* **Exercise goal**
Copy each line below in which the word "label" occurs.

* **Data shown**
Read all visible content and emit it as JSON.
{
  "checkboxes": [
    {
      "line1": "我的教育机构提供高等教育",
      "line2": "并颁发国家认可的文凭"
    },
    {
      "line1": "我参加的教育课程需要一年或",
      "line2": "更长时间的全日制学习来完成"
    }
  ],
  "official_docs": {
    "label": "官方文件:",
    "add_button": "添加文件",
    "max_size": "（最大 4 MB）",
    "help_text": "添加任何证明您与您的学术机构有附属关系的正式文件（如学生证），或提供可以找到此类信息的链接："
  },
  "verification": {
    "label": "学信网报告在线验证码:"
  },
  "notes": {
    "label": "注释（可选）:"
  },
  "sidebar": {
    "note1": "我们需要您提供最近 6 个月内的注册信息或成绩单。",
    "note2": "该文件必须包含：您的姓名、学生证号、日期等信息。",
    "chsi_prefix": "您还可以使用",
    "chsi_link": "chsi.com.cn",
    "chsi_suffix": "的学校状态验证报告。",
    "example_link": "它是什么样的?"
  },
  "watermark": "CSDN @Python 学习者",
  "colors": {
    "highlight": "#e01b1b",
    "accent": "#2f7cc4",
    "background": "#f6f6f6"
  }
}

* **Response to the task**
    "label": "官方文件:",
    "label": "学信网报告在线验证码:"
    "label": "注释（可选）:"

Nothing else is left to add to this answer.